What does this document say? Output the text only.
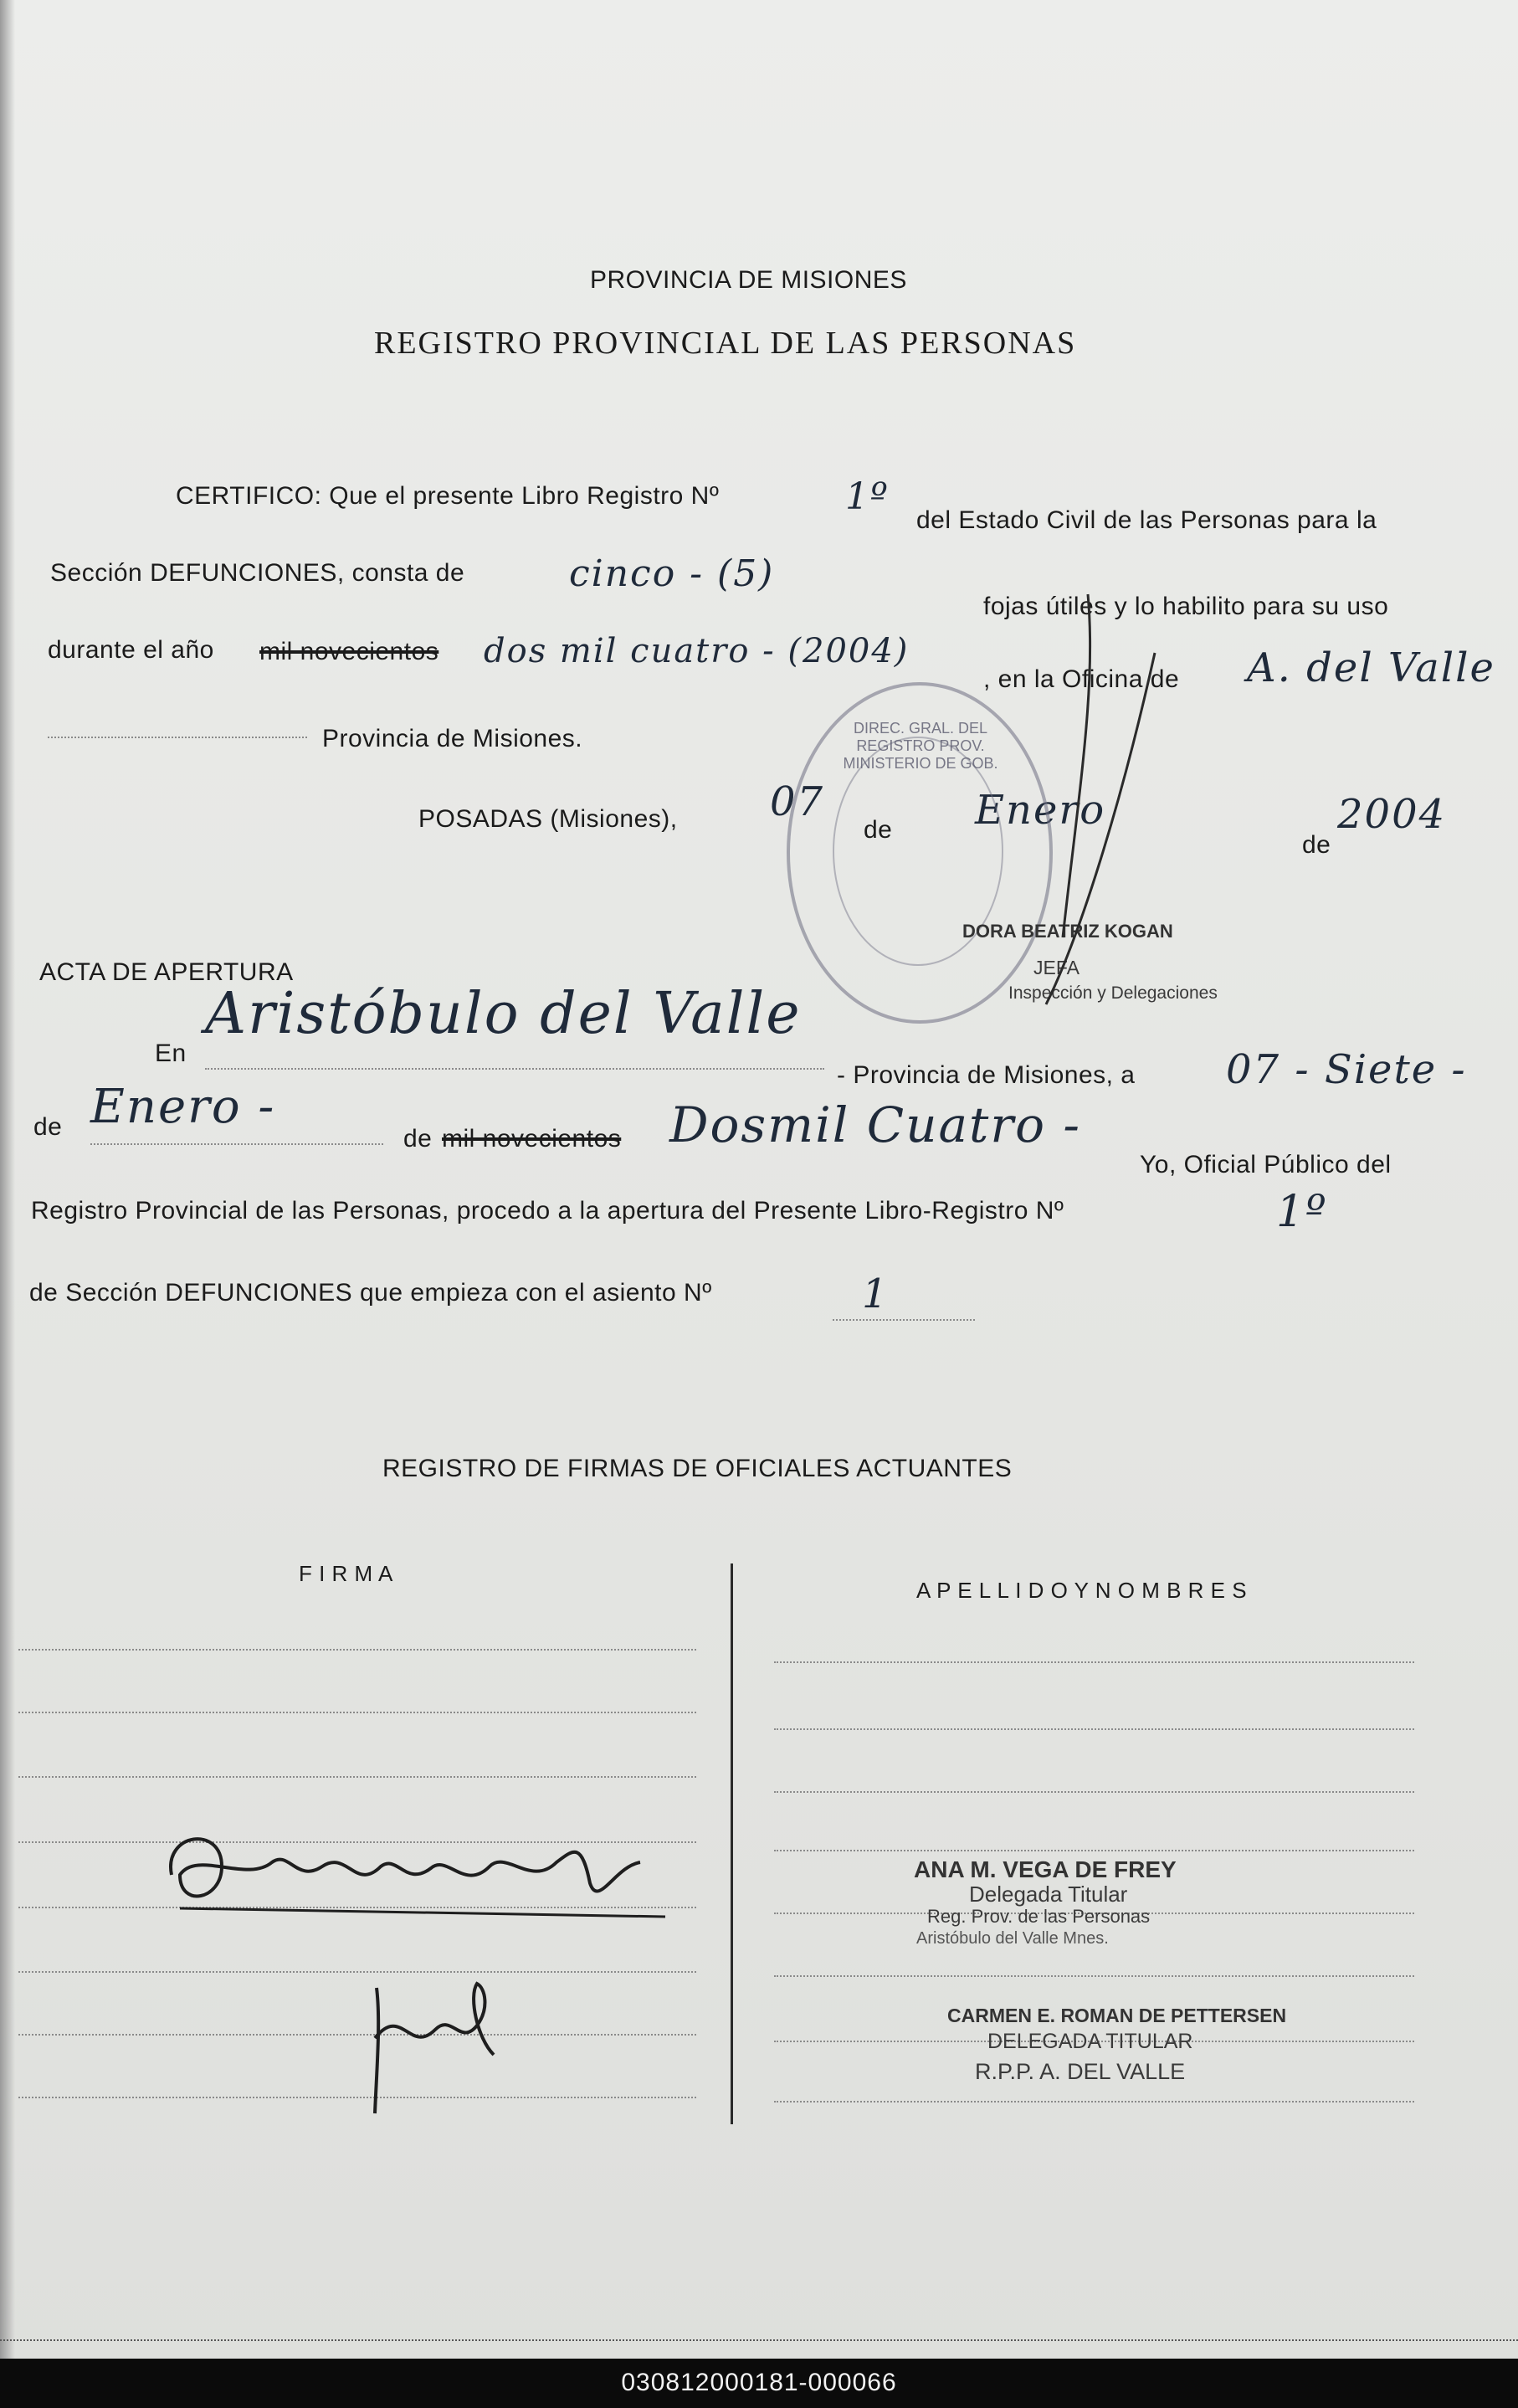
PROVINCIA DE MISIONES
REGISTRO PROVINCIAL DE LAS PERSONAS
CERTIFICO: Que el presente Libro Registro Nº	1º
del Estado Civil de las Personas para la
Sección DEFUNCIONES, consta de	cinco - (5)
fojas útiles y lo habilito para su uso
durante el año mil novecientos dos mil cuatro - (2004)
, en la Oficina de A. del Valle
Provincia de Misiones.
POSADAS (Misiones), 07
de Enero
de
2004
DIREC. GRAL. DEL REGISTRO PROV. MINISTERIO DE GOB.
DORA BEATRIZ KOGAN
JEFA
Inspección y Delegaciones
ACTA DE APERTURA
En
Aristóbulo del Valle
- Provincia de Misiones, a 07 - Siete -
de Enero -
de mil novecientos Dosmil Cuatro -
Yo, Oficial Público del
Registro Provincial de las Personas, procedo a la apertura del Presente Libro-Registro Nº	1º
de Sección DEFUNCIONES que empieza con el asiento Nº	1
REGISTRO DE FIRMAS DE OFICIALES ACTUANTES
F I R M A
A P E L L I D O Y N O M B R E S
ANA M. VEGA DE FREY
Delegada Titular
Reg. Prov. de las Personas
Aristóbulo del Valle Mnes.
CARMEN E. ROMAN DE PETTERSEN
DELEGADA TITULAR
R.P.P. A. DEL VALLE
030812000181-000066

▶ The request: Each line in the data that holds the string "DEFUNCIONES" should be found and copied.

▶ Response to the task:
Sección DEFUNCIONES, consta de	cinco - (5)
de Sección DEFUNCIONES que empieza con el asiento Nº	1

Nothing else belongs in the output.